= Task requirements =
Every record should be repeated exactly, except that pictures are left out.
************
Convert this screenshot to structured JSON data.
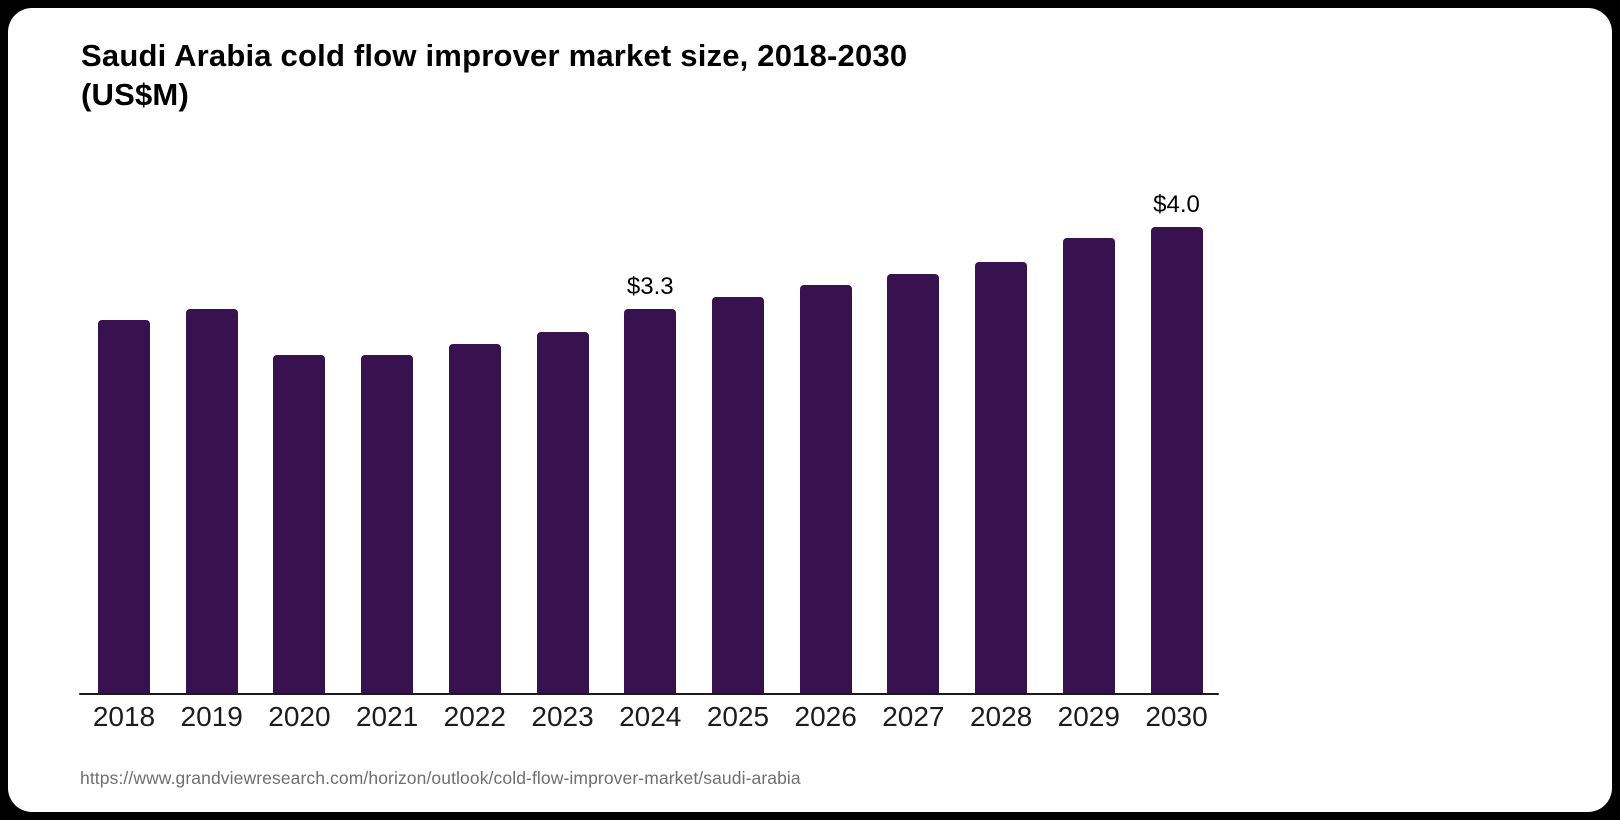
{
  "page": {
    "background_color": "#000000",
    "card_color": "#FFFFFF"
  },
  "header": {
    "title_line1": "Saudi Arabia cold flow improver market size, 2018-2030",
    "title_line2": "(US$M)"
  },
  "chart_data": {
    "type": "bar",
    "title": "Saudi Arabia cold flow improver market size, 2018-2030 (US$M)",
    "unit": "US$M",
    "categories": [
      "2018",
      "2019",
      "2020",
      "2021",
      "2022",
      "2023",
      "2024",
      "2025",
      "2026",
      "2027",
      "2028",
      "2029",
      "2030"
    ],
    "values": [
      3.2,
      3.3,
      2.9,
      2.9,
      3.0,
      3.1,
      3.3,
      3.4,
      3.5,
      3.6,
      3.7,
      3.9,
      4.0
    ],
    "data_labels": {
      "2024": "$3.3",
      "2030": "$4.0"
    },
    "xlabel": "",
    "ylabel": "",
    "ylim": [
      0,
      4.3
    ],
    "gridlines": false,
    "legend": "none",
    "bar_color": "#38124E",
    "axis_color": "#1A1A1A",
    "tick_label_color": "#1C1C1C",
    "value_label_color": "#000000"
  },
  "footer": {
    "source_url": "https://www.grandviewresearch.com/horizon/outlook/cold-flow-improver-market/saudi-arabia"
  }
}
************
= Problem solution =
Convert this screenshot to structured JSON data.
{
  "page": {
    "background_color": "#000000",
    "card_color": "#FFFFFF"
  },
  "header": {
    "title_line1": "Saudi Arabia cold flow improver market size, 2018-2030",
    "title_line2": "(US$M)"
  },
  "chart_data": {
    "type": "bar",
    "title": "Saudi Arabia cold flow improver market size, 2018-2030 (US$M)",
    "unit": "US$M",
    "categories": [
      "2018",
      "2019",
      "2020",
      "2021",
      "2022",
      "2023",
      "2024",
      "2025",
      "2026",
      "2027",
      "2028",
      "2029",
      "2030"
    ],
    "values": [
      3.2,
      3.3,
      2.9,
      2.9,
      3.0,
      3.1,
      3.3,
      3.4,
      3.5,
      3.6,
      3.7,
      3.9,
      4.0
    ],
    "data_labels": {
      "2024": "$3.3",
      "2030": "$4.0"
    },
    "xlabel": "",
    "ylabel": "",
    "ylim": [
      0,
      4.3
    ],
    "gridlines": false,
    "legend": "none",
    "bar_color": "#38124E",
    "axis_color": "#1A1A1A",
    "tick_label_color": "#1C1C1C",
    "value_label_color": "#000000"
  },
  "footer": {
    "source_url": "https://www.grandviewresearch.com/horizon/outlook/cold-flow-improver-market/saudi-arabia"
  }
}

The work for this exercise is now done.